* **What you will do**:
For the copy, please give all of the data again exactly and leave the pictures out.

* **Exercise data**:

::::::::::

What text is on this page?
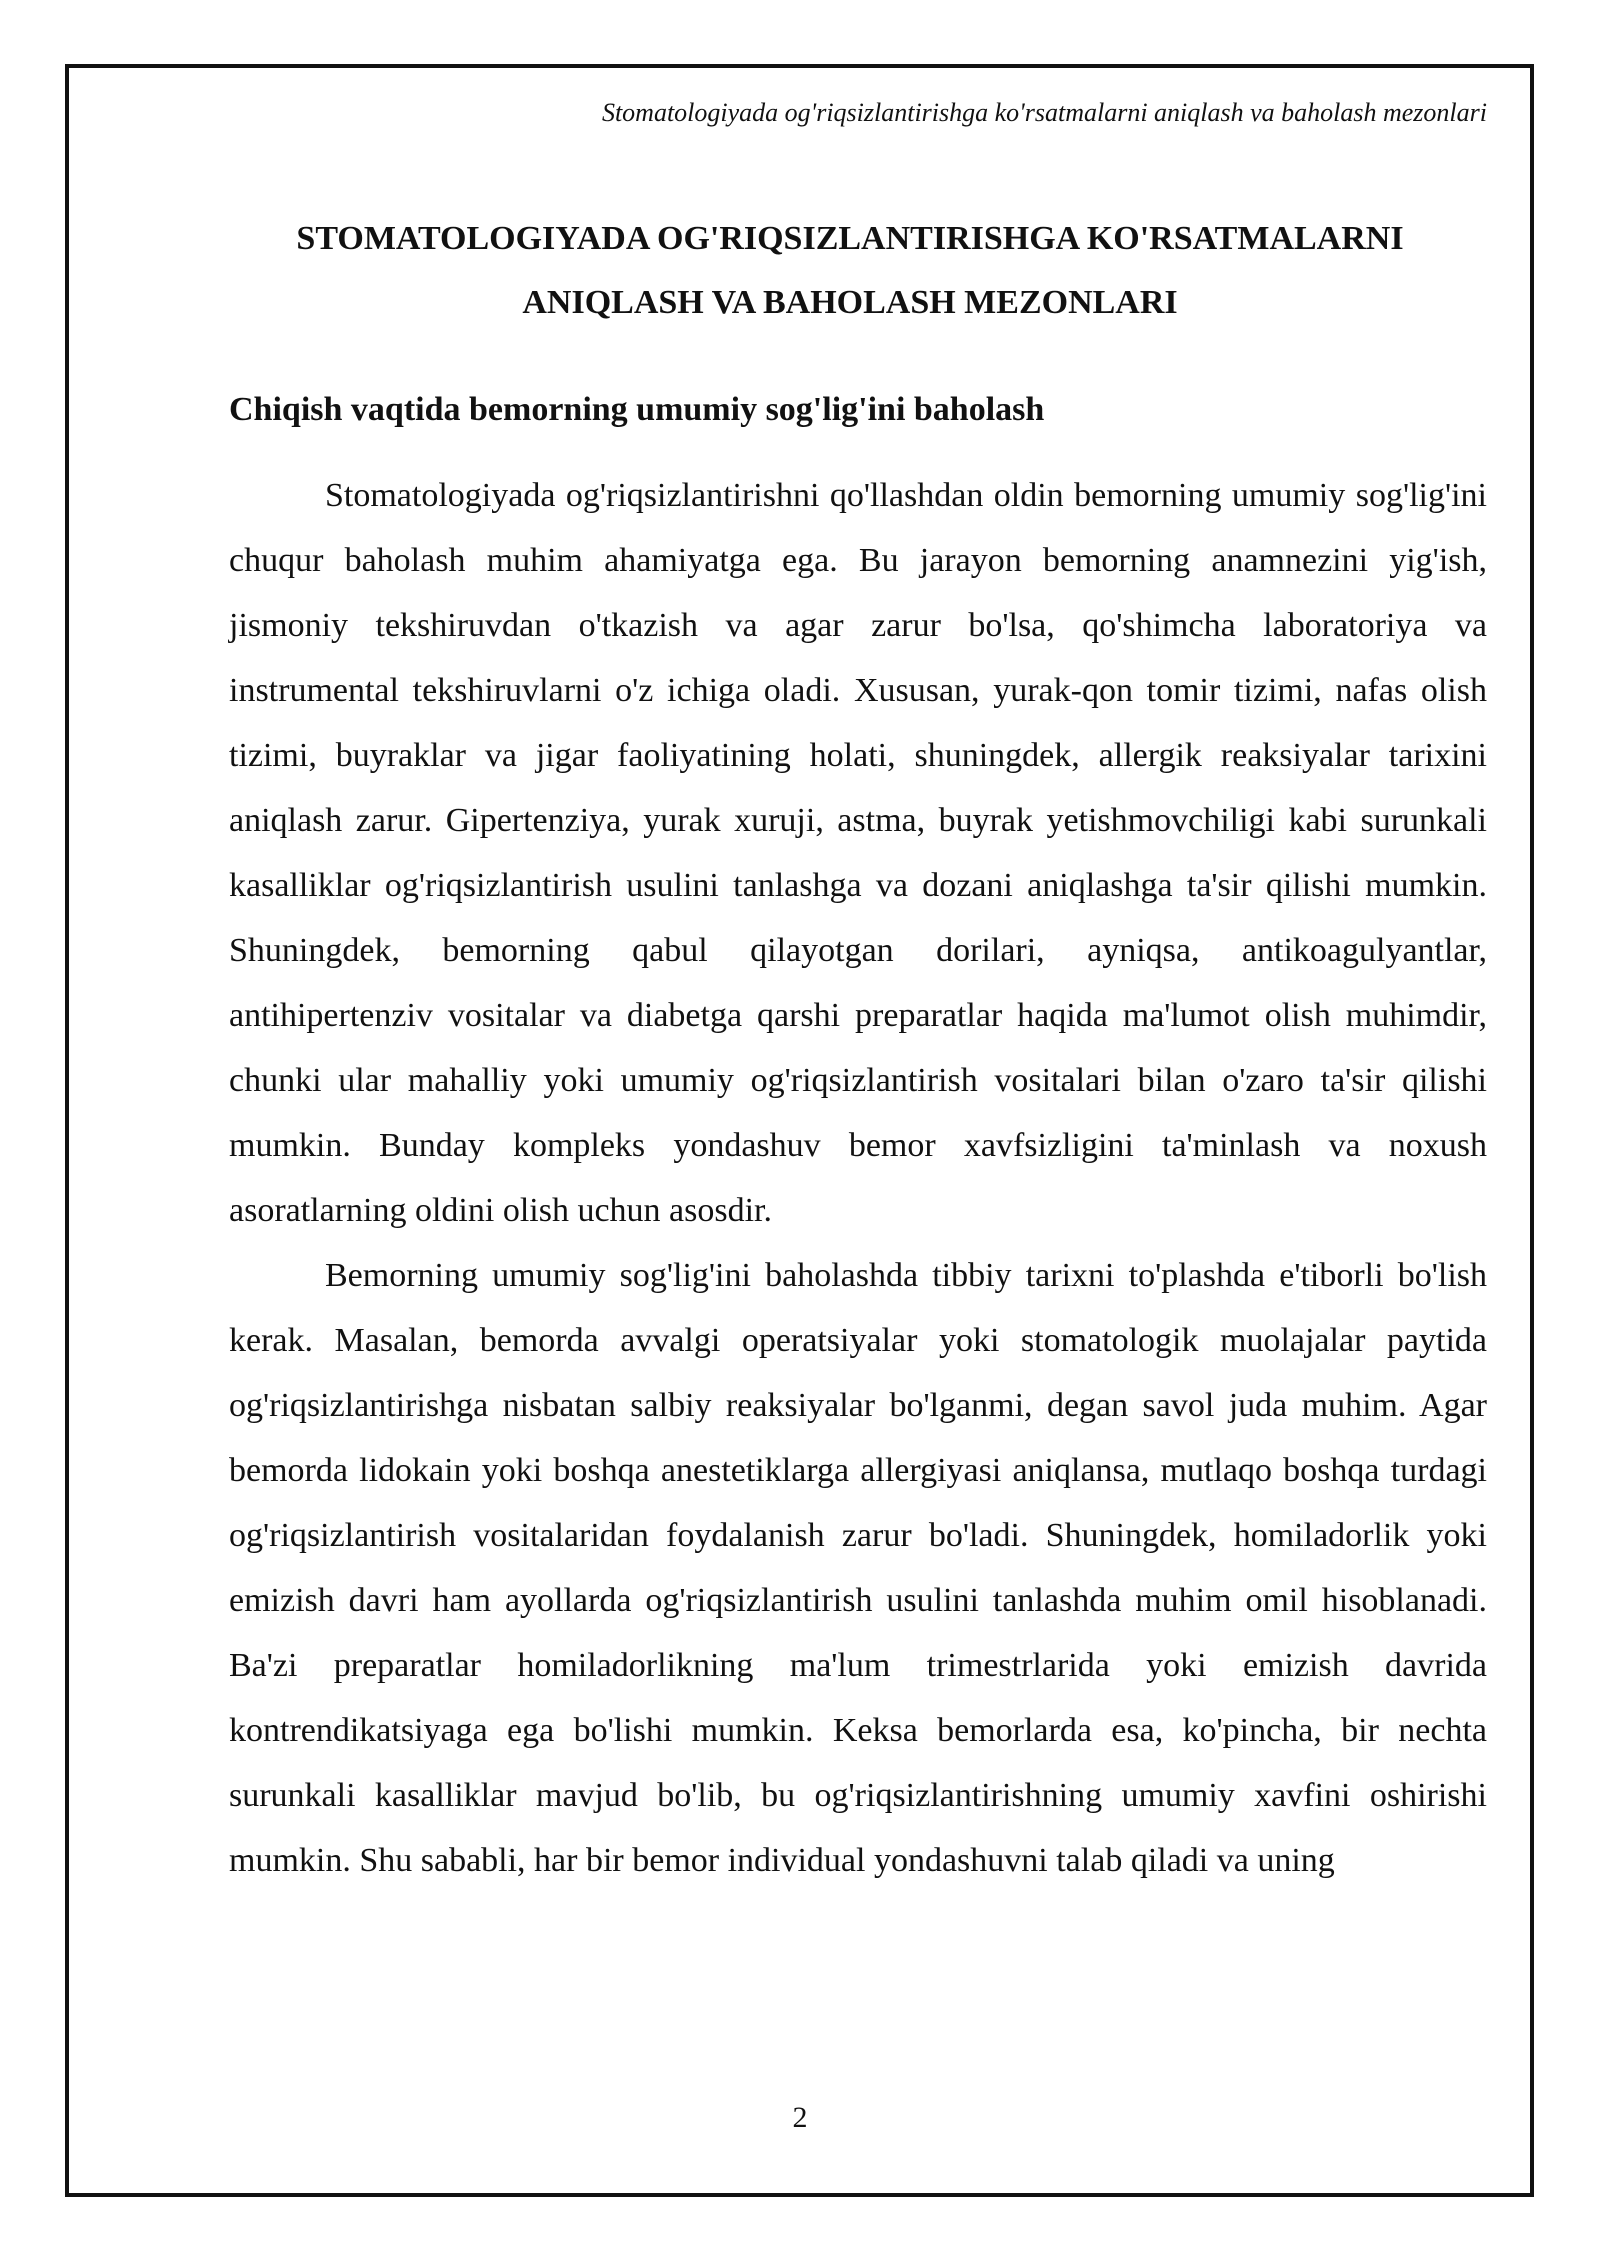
Stomatologiyada og'riqsizlantirishga ko'rsatmalarni aniqlash va baholash mezonlari
STOMATOLOGIYADA OG'RIQSIZLANTIRISHGA KO'RSATMALARNI
ANIQLASH VA BAHOLASH MEZONLARI
Chiqish vaqtida bemorning umumiy sog'lig'ini baholash

Stomatologiyada og'riqsizlantirishni qo'llashdan oldin bemorning umumiy sog'lig'ini chuqur baholash muhim ahamiyatga ega. Bu jarayon bemorning anamnezini yig'ish, jismoniy tekshiruvdan o'tkazish va agar zarur bo'lsa, qo'shimcha laboratoriya va instrumental tekshiruvlarni o'z ichiga oladi. Xususan, yurak-qon tomir tizimi, nafas olish tizimi, buyraklar va jigar faoliyatining holati, shuningdek, allergik reaksiyalar tarixini aniqlash zarur. Gipertenziya, yurak xuruji, astma, buyrak yetishmovchiligi kabi surunkali kasalliklar og'riqsizlantirish usulini tanlashga va dozani aniqlashga ta'sir qilishi mumkin. Shuningdek, bemorning qabul qilayotgan dorilari, ayniqsa, antikoagulyantlar, antihipertenziv vositalar va diabetga qarshi preparatlar haqida ma'lumot olish muhimdir, chunki ular mahalliy yoki umumiy og'riqsizlantirish vositalari bilan o'zaro ta'sir qilishi mumkin. Bunday kompleks yondashuv bemor xavfsizligini ta'minlash va noxush asoratlarning oldini olish uchun asosdir.

Bemorning umumiy sog'lig'ini baholashda tibbiy tarixni to'plashda e'tiborli bo'lish kerak. Masalan, bemorda avvalgi operatsiyalar yoki stomatologik muolajalar paytida og'riqsizlantirishga nisbatan salbiy reaksiyalar bo'lganmi, degan savol juda muhim. Agar bemorda lidokain yoki boshqa anestetiklarga allergiyasi aniqlansa, mutlaqo boshqa turdagi og'riqsizlantirish vositalaridan foydalanish zarur bo'ladi. Shuningdek, homiladorlik yoki emizish davri ham ayollarda og'riqsizlantirish usulini tanlashda muhim omil hisoblanadi. Ba'zi preparatlar homiladorlikning ma'lum trimestrlarida yoki emizish davrida kontrendikatsiyaga ega bo'lishi mumkin. Keksa bemorlarda esa, ko'pincha, bir nechta surunkali kasalliklar mavjud bo'lib, bu og'riqsizlantirishning umumiy xavfini oshirishi mumkin. Shu sababli, har bir bemor individual yondashuvni talab qiladi va uning

2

::::::::::

* **Complete response**:
What text is on this page?
Stomatologiyada og'riqsizlantirishga ko'rsatmalarni aniqlash va baholash mezonlari
STOMATOLOGIYADA OG'RIQSIZLANTIRISHGA KO'RSATMALARNI
ANIQLASH VA BAHOLASH MEZONLARI
Chiqish vaqtida bemorning umumiy sog'lig'ini baholash

Stomatologiyada og'riqsizlantirishni qo'llashdan oldin bemorning umumiy sog'lig'ini chuqur baholash muhim ahamiyatga ega. Bu jarayon bemorning anamnezini yig'ish, jismoniy tekshiruvdan o'tkazish va agar zarur bo'lsa, qo'shimcha laboratoriya va instrumental tekshiruvlarni o'z ichiga oladi. Xususan, yurak-qon tomir tizimi, nafas olish tizimi, buyraklar va jigar faoliyatining holati, shuningdek, allergik reaksiyalar tarixini aniqlash zarur. Gipertenziya, yurak xuruji, astma, buyrak yetishmovchiligi kabi surunkali kasalliklar og'riqsizlantirish usulini tanlashga va dozani aniqlashga ta'sir qilishi mumkin. Shuningdek, bemorning qabul qilayotgan dorilari, ayniqsa, antikoagulyantlar, antihipertenziv vositalar va diabetga qarshi preparatlar haqida ma'lumot olish muhimdir, chunki ular mahalliy yoki umumiy og'riqsizlantirish vositalari bilan o'zaro ta'sir qilishi mumkin. Bunday kompleks yondashuv bemor xavfsizligini ta'minlash va noxush asoratlarning oldini olish uchun asosdir.

Bemorning umumiy sog'lig'ini baholashda tibbiy tarixni to'plashda e'tiborli bo'lish kerak. Masalan, bemorda avvalgi operatsiyalar yoki stomatologik muolajalar paytida og'riqsizlantirishga nisbatan salbiy reaksiyalar bo'lganmi, degan savol juda muhim. Agar bemorda lidokain yoki boshqa anestetiklarga allergiyasi aniqlansa, mutlaqo boshqa turdagi og'riqsizlantirish vositalaridan foydalanish zarur bo'ladi. Shuningdek, homiladorlik yoki emizish davri ham ayollarda og'riqsizlantirish usulini tanlashda muhim omil hisoblanadi. Ba'zi preparatlar homiladorlikning ma'lum trimestrlarida yoki emizish davrida kontrendikatsiyaga ega bo'lishi mumkin. Keksa bemorlarda esa, ko'pincha, bir nechta surunkali kasalliklar mavjud bo'lib, bu og'riqsizlantirishning umumiy xavfini oshirishi mumkin. Shu sababli, har bir bemor individual yondashuvni talab qiladi va uning

2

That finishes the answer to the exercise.